Records of document pages
• • • • •

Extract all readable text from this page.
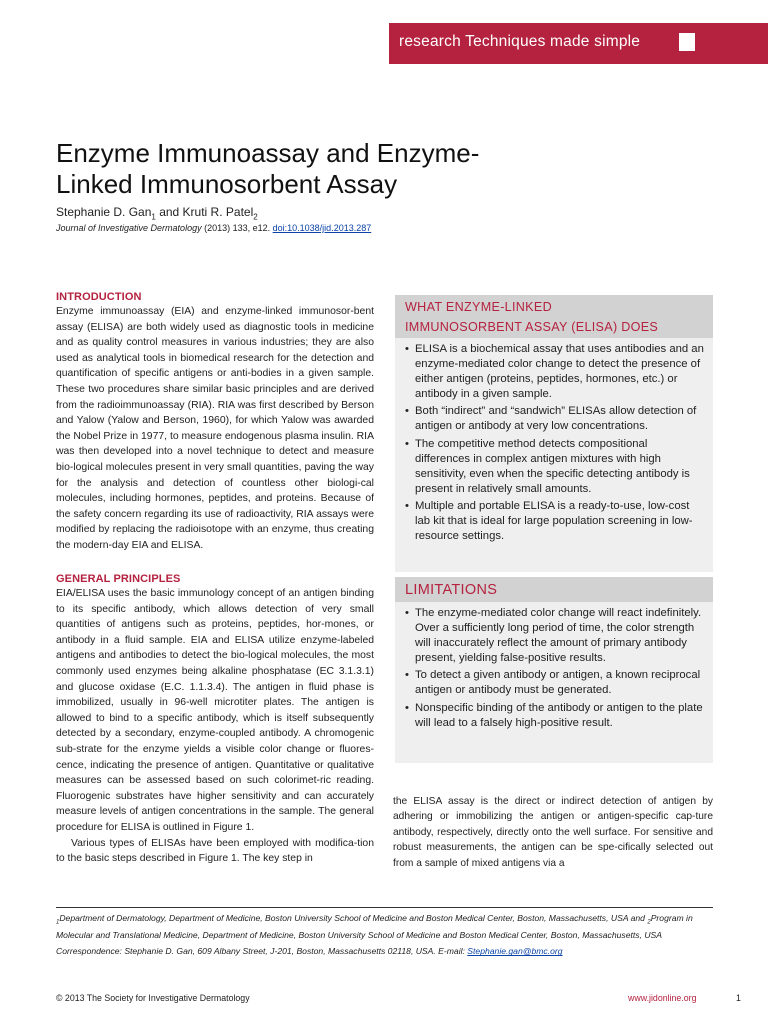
research Techniques made simple
Enzyme Immunoassay and Enzyme-
Linked Immunosorbent Assay
Stephanie D. Gan$_1$ and Kruti R. Patel$_2$
Journal of Investigative Dermatology (2013) 133, e12. doi:10.1038/jid.2013.287
INTRODUCTION

Enzyme immunoassay (EIA) and enzyme-linked immunosor-bent assay (ELISA) are both widely used as diagnostic tools in medicine and as quality control measures in various industries; they are also used as analytical tools in biomedical research for the detection and quantification of specific antigens or anti-bodies in a given sample. These two procedures share similar basic principles and are derived from the radioimmunoassay (RIA). RIA was first described by Berson and Yalow (Yalow and Berson, 1960), for which Yalow was awarded the Nobel Prize in 1977, to measure endogenous plasma insulin. RIA was then developed into a novel technique to detect and measure bio-logical molecules present in very small quantities, paving the way for the analysis and detection of countless other biologi-cal molecules, including hormones, peptides, and proteins. Because of the safety concern regarding its use of radioactivity, RIA assays were modified by replacing the radioisotope with an enzyme, thus creating the modern-day EIA and ELISA.

GENERAL PRINCIPLES

EIA/ELISA uses the basic immunology concept of an antigen binding to its specific antibody, which allows detection of very small quantities of antigens such as proteins, peptides, hor-mones, or antibody in a fluid sample. EIA and ELISA utilize enzyme-labeled antigens and antibodies to detect the bio-logical molecules, the most commonly used enzymes being alkaline phosphatase (EC 3.1.3.1) and glucose oxidase (E.C. 1.1.3.4). The antigen in fluid phase is immobilized, usually in 96-well microtiter plates. The antigen is allowed to bind to a specific antibody, which is itself subsequently detected by a secondary, enzyme-coupled antibody. A chromogenic sub-strate for the enzyme yields a visible color change or fluores-cence, indicating the presence of antigen. Quantitative or qualitative measures can be assessed based on such colorimet-ric reading. Fluorogenic substrates have higher sensitivity and can accurately measure levels of antigen concentrations in the sample. The general procedure for ELISA is outlined in Figure 1.

Various types of ELISAs have been employed with modifica-tion to the basic steps described in Figure 1. The key step in

WHAT ENZYME-LINKED
IMMUNOSORBENT ASSAY (ELISA) DOES
• ELISA is a biochemical assay that uses antibodies and an enzyme-mediated color change to detect the presence of either antigen (proteins, peptides, hormones, etc.) or antibody in a given sample.
• Both “indirect” and “sandwich” ELISAs allow detection of antigen or antibody at very low concentrations.
• The competitive method detects compositional differences in complex antigen mixtures with high sensitivity, even when the specific detecting antibody is present in relatively small amounts.
• Multiple and portable ELISA is a ready-to-use, low-cost lab kit that is ideal for large population screening in low-resource settings.
LIMITATIONS
• The enzyme-mediated color change will react indefinitely. Over a sufficiently long period of time, the color strength will inaccurately reflect the amount of primary antibody present, yielding false-positive results.
• To detect a given antibody or antigen, a known reciprocal antigen or antibody must be generated.
• Nonspecific binding of the antibody or antigen to the plate will lead to a falsely high-positive result.

the ELISA assay is the direct or indirect detection of antigen by adhering or immobilizing the antigen or antigen-specific cap-ture antibody, respectively, directly onto the well surface. For sensitive and robust measurements, the antigen can be spe-cifically selected out from a sample of mixed antigens via a

$_1$Department of Dermatology, Department of Medicine, Boston University School of Medicine and Boston Medical Center, Boston, Massachusetts, USA and $_2$Program in Molecular and Translational Medicine, Department of Medicine, Boston University School of Medicine and Boston Medical Center, Boston, Massachusetts, USA

Correspondence: Stephanie D. Gan, 609 Albany Street, J-201, Boston, Massachusetts 02118, USA. E-mail: Stephanie.gan@bmc.org

© 2013 The Society for Investigative Dermatology	www.jidonline.org	1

• • • • •

Task details: Omit the pictures, then give all the lines above again exactly.

Solved problem:
Extract all readable text from this page.
research Techniques made simple
Enzyme Immunoassay and Enzyme-
Linked Immunosorbent Assay
Stephanie D. Gan$_1$ and Kruti R. Patel$_2$
Journal of Investigative Dermatology (2013) 133, e12. doi:10.1038/jid.2013.287
INTRODUCTION

Enzyme immunoassay (EIA) and enzyme-linked immunosor-bent assay (ELISA) are both widely used as diagnostic tools in medicine and as quality control measures in various industries; they are also used as analytical tools in biomedical research for the detection and quantification of specific antigens or anti-bodies in a given sample. These two procedures share similar basic principles and are derived from the radioimmunoassay (RIA). RIA was first described by Berson and Yalow (Yalow and Berson, 1960), for which Yalow was awarded the Nobel Prize in 1977, to measure endogenous plasma insulin. RIA was then developed into a novel technique to detect and measure bio-logical molecules present in very small quantities, paving the way for the analysis and detection of countless other biologi-cal molecules, including hormones, peptides, and proteins. Because of the safety concern regarding its use of radioactivity, RIA assays were modified by replacing the radioisotope with an enzyme, thus creating the modern-day EIA and ELISA.

GENERAL PRINCIPLES

EIA/ELISA uses the basic immunology concept of an antigen binding to its specific antibody, which allows detection of very small quantities of antigens such as proteins, peptides, hor-mones, or antibody in a fluid sample. EIA and ELISA utilize enzyme-labeled antigens and antibodies to detect the bio-logical molecules, the most commonly used enzymes being alkaline phosphatase (EC 3.1.3.1) and glucose oxidase (E.C. 1.1.3.4). The antigen in fluid phase is immobilized, usually in 96-well microtiter plates. The antigen is allowed to bind to a specific antibody, which is itself subsequently detected by a secondary, enzyme-coupled antibody. A chromogenic sub-strate for the enzyme yields a visible color change or fluores-cence, indicating the presence of antigen. Quantitative or qualitative measures can be assessed based on such colorimet-ric reading. Fluorogenic substrates have higher sensitivity and can accurately measure levels of antigen concentrations in the sample. The general procedure for ELISA is outlined in Figure 1.

Various types of ELISAs have been employed with modifica-tion to the basic steps described in Figure 1. The key step in

WHAT ENZYME-LINKED
IMMUNOSORBENT ASSAY (ELISA) DOES
• ELISA is a biochemical assay that uses antibodies and an enzyme-mediated color change to detect the presence of either antigen (proteins, peptides, hormones, etc.) or antibody in a given sample.
• Both “indirect” and “sandwich” ELISAs allow detection of antigen or antibody at very low concentrations.
• The competitive method detects compositional differences in complex antigen mixtures with high sensitivity, even when the specific detecting antibody is present in relatively small amounts.
• Multiple and portable ELISA is a ready-to-use, low-cost lab kit that is ideal for large population screening in low-resource settings.
LIMITATIONS
• The enzyme-mediated color change will react indefinitely. Over a sufficiently long period of time, the color strength will inaccurately reflect the amount of primary antibody present, yielding false-positive results.
• To detect a given antibody or antigen, a known reciprocal antigen or antibody must be generated.
• Nonspecific binding of the antibody or antigen to the plate will lead to a falsely high-positive result.

the ELISA assay is the direct or indirect detection of antigen by adhering or immobilizing the antigen or antigen-specific cap-ture antibody, respectively, directly onto the well surface. For sensitive and robust measurements, the antigen can be spe-cifically selected out from a sample of mixed antigens via a

$_1$Department of Dermatology, Department of Medicine, Boston University School of Medicine and Boston Medical Center, Boston, Massachusetts, USA and $_2$Program in Molecular and Translational Medicine, Department of Medicine, Boston University School of Medicine and Boston Medical Center, Boston, Massachusetts, USA

Correspondence: Stephanie D. Gan, 609 Albany Street, J-201, Boston, Massachusetts 02118, USA. E-mail: Stephanie.gan@bmc.org

© 2013 The Society for Investigative Dermatology	www.jidonline.org	1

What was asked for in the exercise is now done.